Exercise prompt:
Below are some records; give them all again exactly, but not the pictures.

-*-*-

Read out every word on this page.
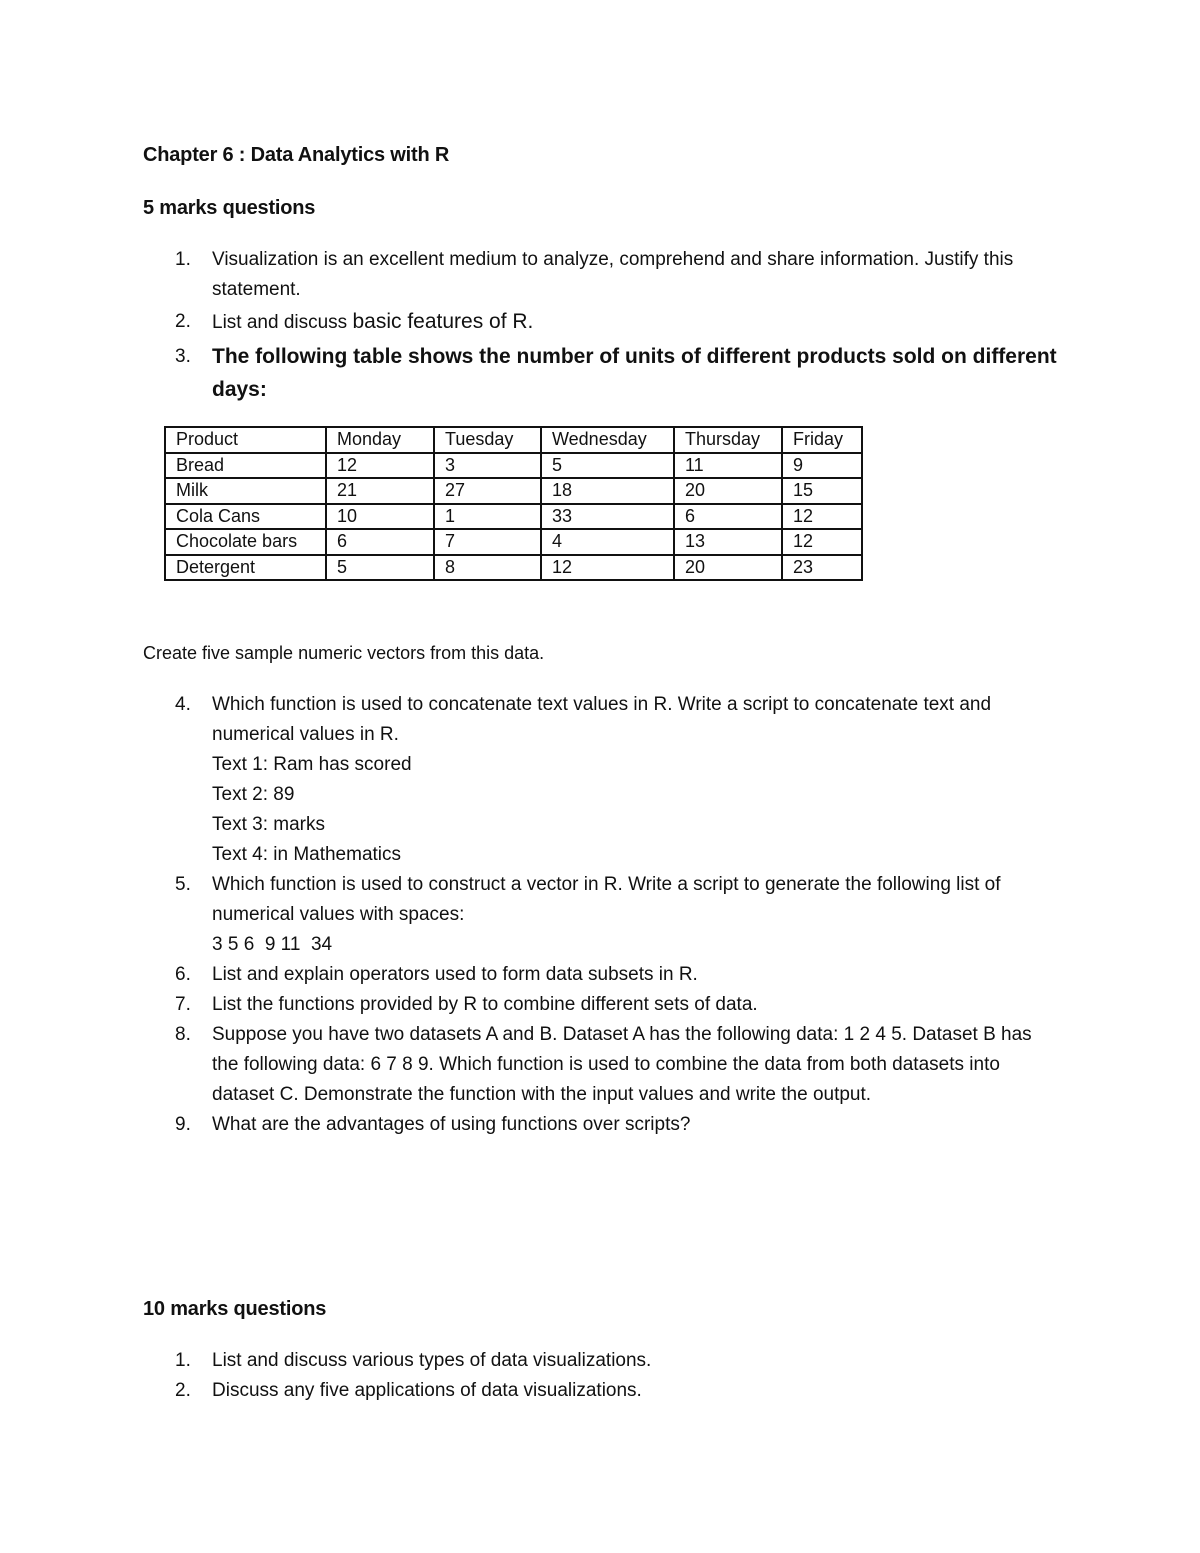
Chapter 6 : Data Analytics with R
5 marks questions
1. Visualization is an excellent medium to analyze, comprehend and share information. Justify this
statement.
2. List and discuss basic features of R.
3. The following table shows the number of units of different products sold on different
days:
Product	Monday	Tuesday	Wednesday	Thursday	Friday
Bread	12	3	5	11	9
Milk	21	27	18	20	15
Cola Cans	10	1	33	6	12
Chocolate bars	6	7	4	13	12
Detergent	5	8	12	20	23
Create five sample numeric vectors from this data.
4. Which function is used to concatenate text values in R. Write a script to concatenate text and
numerical values in R.
Text 1: Ram has scored
Text 2: 89
Text 3: marks
Text 4: in Mathematics
5. Which function is used to construct a vector in R. Write a script to generate the following list of
numerical values with spaces:
3 5 6  9 11  34
6. List and explain operators used to form data subsets in R.
7. List the functions provided by R to combine different sets of data.
8. Suppose you have two datasets A and B. Dataset A has the following data: 1 2 4 5. Dataset B has
the following data: 6 7 8 9. Which function is used to combine the data from both datasets into
dataset C. Demonstrate the function with the input values and write the output.
9. What are the advantages of using functions over scripts?
10 marks questions
1. List and discuss various types of data visualizations.
2. Discuss any five applications of data visualizations.
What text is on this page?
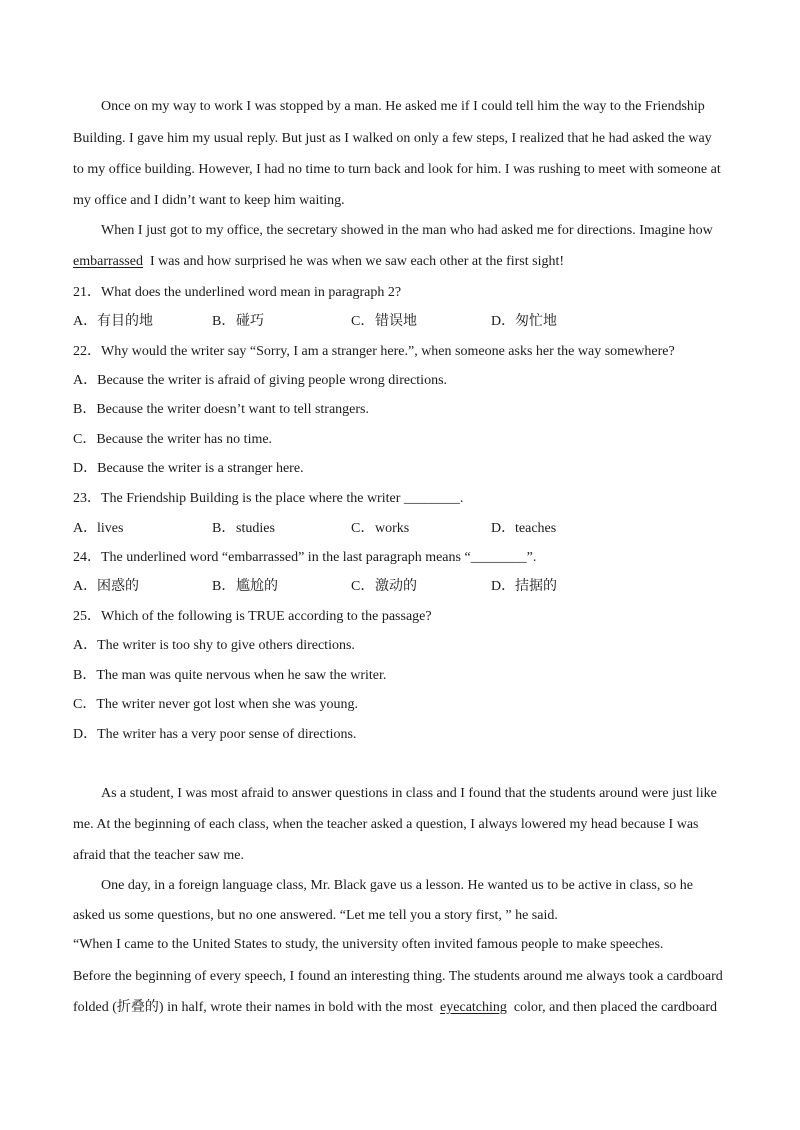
Once on my way to work I was stopped by a man. He asked me if I could tell him the way to the Friendship
Building. I gave him my usual reply. But just as I walked on only a few steps, I realized that he had asked the way
to my office building. However, I had no time to turn back and look for him. I was rushing to meet with someone at
my office and I didn’t want to keep him waiting.
When I just got to my office, the secretary showed in the man who had asked me for directions. Imagine how
embarrassed I was and how surprised he was when we saw each other at the first sight!
21．What does the underlined word mean in paragraph 2?
A．有目的地	B．碰巧	C．错误地	D．匆忙地
22．Why would the writer say “Sorry, I am a stranger here.”, when someone asks her the way somewhere?
A．Because the writer is afraid of giving people wrong directions.
B．Because the writer doesn’t want to tell strangers.
C．Because the writer has no time.
D．Because the writer is a stranger here.
23．The Friendship Building is the place where the writer ________.
A．lives	B．studies	C．works	D．teaches
24．The underlined word “embarrassed” in the last paragraph means “________”.
A．困惑的	B．尴尬的	C．激动的	D．拮据的
25．Which of the following is TRUE according to the passage?
A．The writer is too shy to give others directions.
B．The man was quite nervous when he saw the writer.
C．The writer never got lost when she was young.
D．The writer has a very poor sense of directions.
As a student, I was most afraid to answer questions in class and I found that the students around were just like
me. At the beginning of each class, when the teacher asked a question, I always lowered my head because I was
afraid that the teacher saw me.
One day, in a foreign language class, Mr. Black gave us a lesson. He wanted us to be active in class, so he
asked us some questions, but no one answered. “Let me tell you a story first, ” he said.
“When I came to the United States to study, the university often invited famous people to make speeches.
Before the beginning of every speech, I found an interesting thing. The students around me always took a cardboard
folded (折叠的) in half, wrote their names in bold with the most eyecatching color, and then placed the cardboard
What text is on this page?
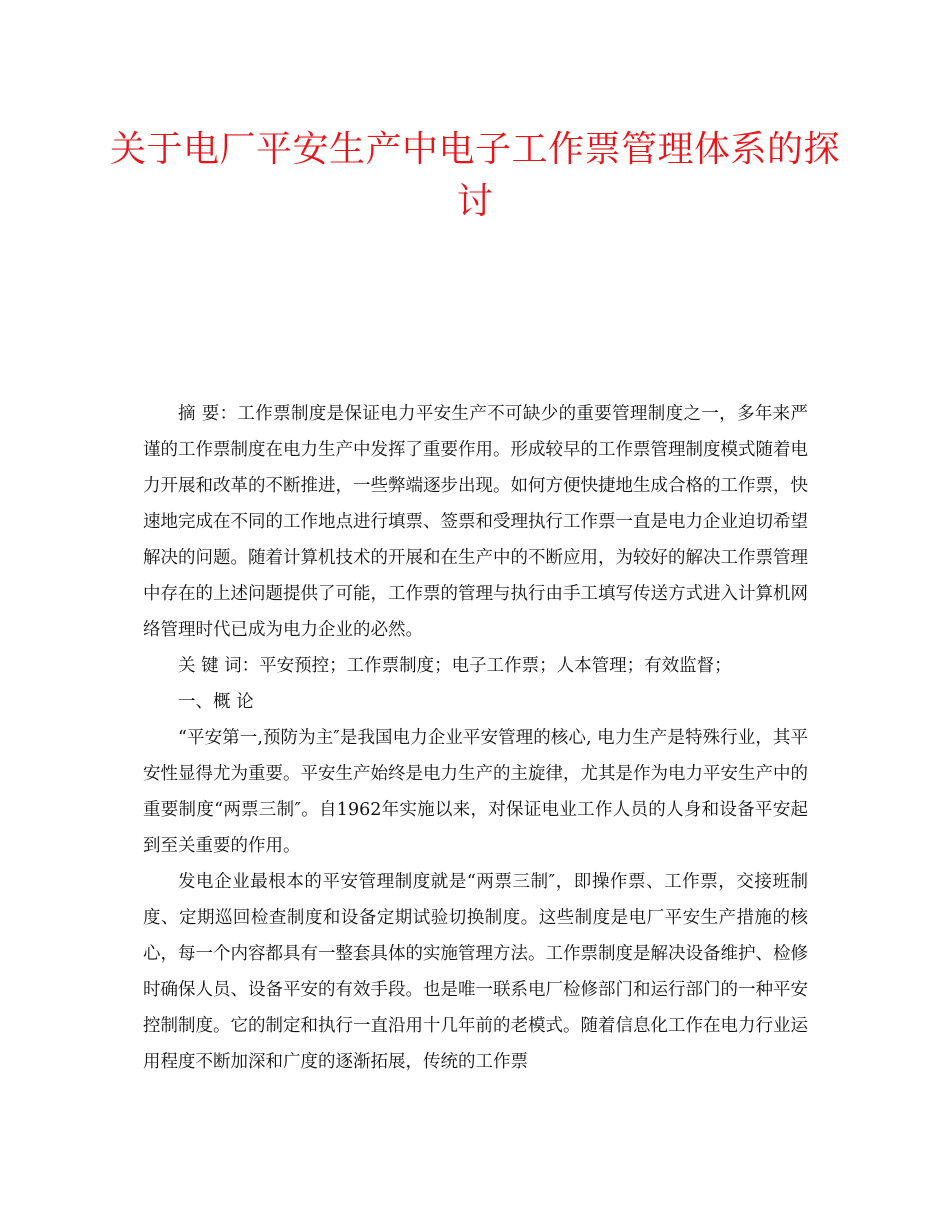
关于电厂平安生产中电子工作票管理体系的探讨

摘 要：工作票制度是保证电力平安生产不可缺少的重要管理制度之一，多年来严谨的工作票制度在电力生产中发挥了重要作用。形成较早的工作票管理制度模式随着电力开展和改革的不断推进，一些弊端逐步出现。如何方便快捷地生成合格的工作票，快速地完成在不同的工作地点进行填票、签票和受理执行工作票一直是电力企业迫切希望解决的问题。随着计算机技术的开展和在生产中的不断应用，为较好的解决工作票管理中存在的上述问题提供了可能，工作票的管理与执行由手工填写传送方式进入计算机网络管理时代已成为电力企业的必然。

关 键 词：平安预控；工作票制度；电子工作票；人本管理；有效监督；

一、概 论

“平安第一,预防为主″是我国电力企业平安管理的核心, 电力生产是特殊行业，其平安性显得尤为重要。平安生产始终是电力生产的主旋律，尤其是作为电力平安生产中的重要制度“两票三制″。自1962年实施以来，对保证电业工作人员的人身和设备平安起到至关重要的作用。

发电企业最根本的平安管理制度就是“两票三制″，即操作票、工作票，交接班制度、定期巡回检查制度和设备定期试验切换制度。这些制度是电厂平安生产措施的核心，每一个内容都具有一整套具体的实施管理方法。工作票制度是解决设备维护、检修时确保人员、设备平安的有效手段。也是唯一联系电厂检修部门和运行部门的一种平安控制制度。它的制定和执行一直沿用十几年前的老模式。随着信息化工作在电力行业运用程度不断加深和广度的逐渐拓展，传统的工作票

-*-*-

Task output:
Read out every word on this page.
Chapter 6 : Data Analytics with R
5 marks questions
1. Visualization is an excellent medium to analyze, comprehend and share information. Justify this
statement.
2. List and discuss basic features of R.
3. The following table shows the number of units of different products sold on different
days:
Product	Monday	Tuesday	Wednesday	Thursday	Friday
Bread	12	3	5	11	9
Milk	21	27	18	20	15
Cola Cans	10	1	33	6	12
Chocolate bars	6	7	4	13	12
Detergent	5	8	12	20	23
Create five sample numeric vectors from this data.
4. Which function is used to concatenate text values in R. Write a script to concatenate text and
numerical values in R.
Text 1: Ram has scored
Text 2: 89
Text 3: marks
Text 4: in Mathematics
5. Which function is used to construct a vector in R. Write a script to generate the following list of
numerical values with spaces:
3 5 6  9 11  34
6. List and explain operators used to form data subsets in R.
7. List the functions provided by R to combine different sets of data.
8. Suppose you have two datasets A and B. Dataset A has the following data: 1 2 4 5. Dataset B has
the following data: 6 7 8 9. Which function is used to combine the data from both datasets into
dataset C. Demonstrate the function with the input values and write the output.
9. What are the advantages of using functions over scripts?
10 marks questions
1. List and discuss various types of data visualizations.
2. Discuss any five applications of data visualizations.
What text is on this page?
Once on my way to work I was stopped by a man. He asked me if I could tell him the way to the Friendship
Building. I gave him my usual reply. But just as I walked on only a few steps, I realized that he had asked the way
to my office building. However, I had no time to turn back and look for him. I was rushing to meet with someone at
my office and I didn’t want to keep him waiting.
When I just got to my office, the secretary showed in the man who had asked me for directions. Imagine how
embarrassed I was and how surprised he was when we saw each other at the first sight!
21．What does the underlined word mean in paragraph 2?
A．有目的地	B．碰巧	C．错误地	D．匆忙地
22．Why would the writer say “Sorry, I am a stranger here.”, when someone asks her the way somewhere?
A．Because the writer is afraid of giving people wrong directions.
B．Because the writer doesn’t want to tell strangers.
C．Because the writer has no time.
D．Because the writer is a stranger here.
23．The Friendship Building is the place where the writer ________.
A．lives	B．studies	C．works	D．teaches
24．The underlined word “embarrassed” in the last paragraph means “________”.
A．困惑的	B．尴尬的	C．激动的	D．拮据的
25．Which of the following is TRUE according to the passage?
A．The writer is too shy to give others directions.
B．The man was quite nervous when he saw the writer.
C．The writer never got lost when she was young.
D．The writer has a very poor sense of directions.
As a student, I was most afraid to answer questions in class and I found that the students around were just like
me. At the beginning of each class, when the teacher asked a question, I always lowered my head because I was
afraid that the teacher saw me.
One day, in a foreign language class, Mr. Black gave us a lesson. He wanted us to be active in class, so he
asked us some questions, but no one answered. “Let me tell you a story first, ” he said.
“When I came to the United States to study, the university often invited famous people to make speeches.
Before the beginning of every speech, I found an interesting thing. The students around me always took a cardboard
folded (折叠的) in half, wrote their names in bold with the most eyecatching color, and then placed the cardboard
What text is on this page?
关于电厂平安生产中电子工作票管理体系的探讨

摘 要：工作票制度是保证电力平安生产不可缺少的重要管理制度之一，多年来严谨的工作票制度在电力生产中发挥了重要作用。形成较早的工作票管理制度模式随着电力开展和改革的不断推进，一些弊端逐步出现。如何方便快捷地生成合格的工作票，快速地完成在不同的工作地点进行填票、签票和受理执行工作票一直是电力企业迫切希望解决的问题。随着计算机技术的开展和在生产中的不断应用，为较好的解决工作票管理中存在的上述问题提供了可能，工作票的管理与执行由手工填写传送方式进入计算机网络管理时代已成为电力企业的必然。

关 键 词：平安预控；工作票制度；电子工作票；人本管理；有效监督；

一、概 论

“平安第一,预防为主″是我国电力企业平安管理的核心, 电力生产是特殊行业，其平安性显得尤为重要。平安生产始终是电力生产的主旋律，尤其是作为电力平安生产中的重要制度“两票三制″。自1962年实施以来，对保证电业工作人员的人身和设备平安起到至关重要的作用。

发电企业最根本的平安管理制度就是“两票三制″，即操作票、工作票，交接班制度、定期巡回检查制度和设备定期试验切换制度。这些制度是电厂平安生产措施的核心，每一个内容都具有一整套具体的实施管理方法。工作票制度是解决设备维护、检修时确保人员、设备平安的有效手段。也是唯一联系电厂检修部门和运行部门的一种平安控制制度。它的制定和执行一直沿用十几年前的老模式。随着信息化工作在电力行业运用程度不断加深和广度的逐渐拓展，传统的工作票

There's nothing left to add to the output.